WHAT YOU ARE ASKED TO DO. Find "Give me a plain-text" in the records that follow; print that line and each subsequent line through the last one, verbatim and with nothing added.

INFORMATION GIVEN.
# # # #

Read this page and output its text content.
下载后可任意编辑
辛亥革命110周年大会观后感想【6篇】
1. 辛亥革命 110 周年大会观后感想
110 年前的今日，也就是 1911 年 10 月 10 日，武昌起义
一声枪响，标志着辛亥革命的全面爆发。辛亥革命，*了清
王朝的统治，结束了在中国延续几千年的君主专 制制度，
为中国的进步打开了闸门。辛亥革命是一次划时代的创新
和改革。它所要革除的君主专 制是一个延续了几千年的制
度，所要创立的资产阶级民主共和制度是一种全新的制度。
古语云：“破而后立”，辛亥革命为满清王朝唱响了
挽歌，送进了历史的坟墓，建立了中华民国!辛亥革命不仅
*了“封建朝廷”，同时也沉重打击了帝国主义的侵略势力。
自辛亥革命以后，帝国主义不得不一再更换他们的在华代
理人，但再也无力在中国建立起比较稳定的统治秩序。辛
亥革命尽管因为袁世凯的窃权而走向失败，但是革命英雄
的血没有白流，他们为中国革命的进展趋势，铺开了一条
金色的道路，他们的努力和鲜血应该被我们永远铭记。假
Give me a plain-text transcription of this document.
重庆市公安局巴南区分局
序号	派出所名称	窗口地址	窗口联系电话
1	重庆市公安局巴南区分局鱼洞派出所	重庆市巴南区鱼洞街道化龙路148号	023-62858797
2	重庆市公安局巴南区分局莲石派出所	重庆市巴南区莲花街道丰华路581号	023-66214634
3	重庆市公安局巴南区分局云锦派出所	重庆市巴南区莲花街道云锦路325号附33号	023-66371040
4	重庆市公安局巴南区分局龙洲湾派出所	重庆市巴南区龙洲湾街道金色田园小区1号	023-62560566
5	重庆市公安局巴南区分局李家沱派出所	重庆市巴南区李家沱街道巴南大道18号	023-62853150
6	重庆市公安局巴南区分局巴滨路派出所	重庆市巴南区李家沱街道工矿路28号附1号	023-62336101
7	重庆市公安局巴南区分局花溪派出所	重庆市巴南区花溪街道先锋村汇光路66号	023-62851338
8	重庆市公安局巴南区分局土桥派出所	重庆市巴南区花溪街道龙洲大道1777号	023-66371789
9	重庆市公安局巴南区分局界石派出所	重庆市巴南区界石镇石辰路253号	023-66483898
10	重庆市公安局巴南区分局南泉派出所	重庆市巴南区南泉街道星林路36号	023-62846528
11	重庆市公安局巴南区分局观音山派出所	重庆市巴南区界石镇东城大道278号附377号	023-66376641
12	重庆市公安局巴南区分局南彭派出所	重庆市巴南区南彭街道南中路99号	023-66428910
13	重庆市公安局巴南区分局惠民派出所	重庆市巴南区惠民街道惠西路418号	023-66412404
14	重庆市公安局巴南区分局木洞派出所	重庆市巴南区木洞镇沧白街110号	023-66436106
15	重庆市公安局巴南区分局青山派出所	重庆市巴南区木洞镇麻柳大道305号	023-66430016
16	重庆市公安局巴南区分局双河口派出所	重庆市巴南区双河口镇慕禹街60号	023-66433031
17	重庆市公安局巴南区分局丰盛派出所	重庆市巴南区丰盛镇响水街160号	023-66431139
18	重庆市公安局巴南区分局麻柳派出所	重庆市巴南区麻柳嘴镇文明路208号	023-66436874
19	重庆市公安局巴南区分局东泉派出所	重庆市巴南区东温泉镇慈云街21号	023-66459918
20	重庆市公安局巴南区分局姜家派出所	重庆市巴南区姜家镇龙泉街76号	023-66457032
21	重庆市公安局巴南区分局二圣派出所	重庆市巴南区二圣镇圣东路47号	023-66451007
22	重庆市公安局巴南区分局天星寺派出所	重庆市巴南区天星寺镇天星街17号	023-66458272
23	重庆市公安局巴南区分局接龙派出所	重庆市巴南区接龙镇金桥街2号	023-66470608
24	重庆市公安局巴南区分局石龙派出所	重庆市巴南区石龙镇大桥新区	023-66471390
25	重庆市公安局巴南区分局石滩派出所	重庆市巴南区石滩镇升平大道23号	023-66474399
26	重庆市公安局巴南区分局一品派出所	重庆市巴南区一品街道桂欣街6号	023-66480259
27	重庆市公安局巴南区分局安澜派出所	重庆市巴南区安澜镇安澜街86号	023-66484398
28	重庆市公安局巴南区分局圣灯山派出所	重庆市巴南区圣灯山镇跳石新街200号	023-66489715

# # # #

RIGHT ANSWER.
Give me a plain-text transcription of this document.
重庆市公安局巴南区分局
序号	派出所名称	窗口地址	窗口联系电话
1	重庆市公安局巴南区分局鱼洞派出所	重庆市巴南区鱼洞街道化龙路148号	023-62858797
2	重庆市公安局巴南区分局莲石派出所	重庆市巴南区莲花街道丰华路581号	023-66214634
3	重庆市公安局巴南区分局云锦派出所	重庆市巴南区莲花街道云锦路325号附33号	023-66371040
4	重庆市公安局巴南区分局龙洲湾派出所	重庆市巴南区龙洲湾街道金色田园小区1号	023-62560566
5	重庆市公安局巴南区分局李家沱派出所	重庆市巴南区李家沱街道巴南大道18号	023-62853150
6	重庆市公安局巴南区分局巴滨路派出所	重庆市巴南区李家沱街道工矿路28号附1号	023-62336101
7	重庆市公安局巴南区分局花溪派出所	重庆市巴南区花溪街道先锋村汇光路66号	023-62851338
8	重庆市公安局巴南区分局土桥派出所	重庆市巴南区花溪街道龙洲大道1777号	023-66371789
9	重庆市公安局巴南区分局界石派出所	重庆市巴南区界石镇石辰路253号	023-66483898
10	重庆市公安局巴南区分局南泉派出所	重庆市巴南区南泉街道星林路36号	023-62846528
11	重庆市公安局巴南区分局观音山派出所	重庆市巴南区界石镇东城大道278号附377号	023-66376641
12	重庆市公安局巴南区分局南彭派出所	重庆市巴南区南彭街道南中路99号	023-66428910
13	重庆市公安局巴南区分局惠民派出所	重庆市巴南区惠民街道惠西路418号	023-66412404
14	重庆市公安局巴南区分局木洞派出所	重庆市巴南区木洞镇沧白街110号	023-66436106
15	重庆市公安局巴南区分局青山派出所	重庆市巴南区木洞镇麻柳大道305号	023-66430016
16	重庆市公安局巴南区分局双河口派出所	重庆市巴南区双河口镇慕禹街60号	023-66433031
17	重庆市公安局巴南区分局丰盛派出所	重庆市巴南区丰盛镇响水街160号	023-66431139
18	重庆市公安局巴南区分局麻柳派出所	重庆市巴南区麻柳嘴镇文明路208号	023-66436874
19	重庆市公安局巴南区分局东泉派出所	重庆市巴南区东温泉镇慈云街21号	023-66459918
20	重庆市公安局巴南区分局姜家派出所	重庆市巴南区姜家镇龙泉街76号	023-66457032
21	重庆市公安局巴南区分局二圣派出所	重庆市巴南区二圣镇圣东路47号	023-66451007
22	重庆市公安局巴南区分局天星寺派出所	重庆市巴南区天星寺镇天星街17号	023-66458272
23	重庆市公安局巴南区分局接龙派出所	重庆市巴南区接龙镇金桥街2号	023-66470608
24	重庆市公安局巴南区分局石龙派出所	重庆市巴南区石龙镇大桥新区	023-66471390
25	重庆市公安局巴南区分局石滩派出所	重庆市巴南区石滩镇升平大道23号	023-66474399
26	重庆市公安局巴南区分局一品派出所	重庆市巴南区一品街道桂欣街6号	023-66480259
27	重庆市公安局巴南区分局安澜派出所	重庆市巴南区安澜镇安澜街86号	023-66484398
28	重庆市公安局巴南区分局圣灯山派出所	重庆市巴南区圣灯山镇跳石新街200号	023-66489715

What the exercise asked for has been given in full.